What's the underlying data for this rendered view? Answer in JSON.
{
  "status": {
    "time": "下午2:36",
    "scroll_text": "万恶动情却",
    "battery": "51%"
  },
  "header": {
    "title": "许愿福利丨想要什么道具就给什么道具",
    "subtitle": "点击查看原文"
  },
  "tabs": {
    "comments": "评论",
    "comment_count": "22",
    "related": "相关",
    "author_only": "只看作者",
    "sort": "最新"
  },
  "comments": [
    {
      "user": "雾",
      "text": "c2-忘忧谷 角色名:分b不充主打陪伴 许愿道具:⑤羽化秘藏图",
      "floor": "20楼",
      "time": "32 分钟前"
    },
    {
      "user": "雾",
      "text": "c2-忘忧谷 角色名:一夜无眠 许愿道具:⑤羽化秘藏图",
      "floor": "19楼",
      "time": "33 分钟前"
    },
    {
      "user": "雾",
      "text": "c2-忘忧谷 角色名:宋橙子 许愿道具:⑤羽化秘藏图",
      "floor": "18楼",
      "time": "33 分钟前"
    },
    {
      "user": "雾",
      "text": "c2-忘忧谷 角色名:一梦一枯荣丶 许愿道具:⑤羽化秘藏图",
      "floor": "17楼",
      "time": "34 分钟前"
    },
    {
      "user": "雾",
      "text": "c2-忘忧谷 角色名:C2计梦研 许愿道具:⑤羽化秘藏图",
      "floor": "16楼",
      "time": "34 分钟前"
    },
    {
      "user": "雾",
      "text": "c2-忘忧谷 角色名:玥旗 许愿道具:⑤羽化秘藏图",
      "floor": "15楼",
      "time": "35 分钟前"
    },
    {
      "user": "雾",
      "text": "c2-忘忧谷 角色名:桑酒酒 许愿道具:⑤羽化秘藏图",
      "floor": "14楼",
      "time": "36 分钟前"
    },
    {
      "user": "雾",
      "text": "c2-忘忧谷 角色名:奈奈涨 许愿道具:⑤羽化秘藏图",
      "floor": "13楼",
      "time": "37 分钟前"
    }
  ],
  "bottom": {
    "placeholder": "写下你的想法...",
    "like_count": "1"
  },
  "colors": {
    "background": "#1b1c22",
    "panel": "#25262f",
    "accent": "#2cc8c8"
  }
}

============================================================

### SHORT PROBLEM
Copy each line of the data exactly, leaving nothing out.

### EXERCISE SOLUTION
What's the underlying data for this rendered view? Answer in JSON.
{
  "status": {
    "time": "下午2:36",
    "scroll_text": "万恶动情却",
    "battery": "51%"
  },
  "header": {
    "title": "许愿福利丨想要什么道具就给什么道具",
    "subtitle": "点击查看原文"
  },
  "tabs": {
    "comments": "评论",
    "comment_count": "22",
    "related": "相关",
    "author_only": "只看作者",
    "sort": "最新"
  },
  "comments": [
    {
      "user": "雾",
      "text": "c2-忘忧谷 角色名:分b不充主打陪伴 许愿道具:⑤羽化秘藏图",
      "floor": "20楼",
      "time": "32 分钟前"
    },
    {
      "user": "雾",
      "text": "c2-忘忧谷 角色名:一夜无眠 许愿道具:⑤羽化秘藏图",
      "floor": "19楼",
      "time": "33 分钟前"
    },
    {
      "user": "雾",
      "text": "c2-忘忧谷 角色名:宋橙子 许愿道具:⑤羽化秘藏图",
      "floor": "18楼",
      "time": "33 分钟前"
    },
    {
      "user": "雾",
      "text": "c2-忘忧谷 角色名:一梦一枯荣丶 许愿道具:⑤羽化秘藏图",
      "floor": "17楼",
      "time": "34 分钟前"
    },
    {
      "user": "雾",
      "text": "c2-忘忧谷 角色名:C2计梦研 许愿道具:⑤羽化秘藏图",
      "floor": "16楼",
      "time": "34 分钟前"
    },
    {
      "user": "雾",
      "text": "c2-忘忧谷 角色名:玥旗 许愿道具:⑤羽化秘藏图",
      "floor": "15楼",
      "time": "35 分钟前"
    },
    {
      "user": "雾",
      "text": "c2-忘忧谷 角色名:桑酒酒 许愿道具:⑤羽化秘藏图",
      "floor": "14楼",
      "time": "36 分钟前"
    },
    {
      "user": "雾",
      "text": "c2-忘忧谷 角色名:奈奈涨 许愿道具:⑤羽化秘藏图",
      "floor": "13楼",
      "time": "37 分钟前"
    }
  ],
  "bottom": {
    "placeholder": "写下你的想法...",
    "like_count": "1"
  },
  "colors": {
    "background": "#1b1c22",
    "panel": "#25262f",
    "accent": "#2cc8c8"
  }
}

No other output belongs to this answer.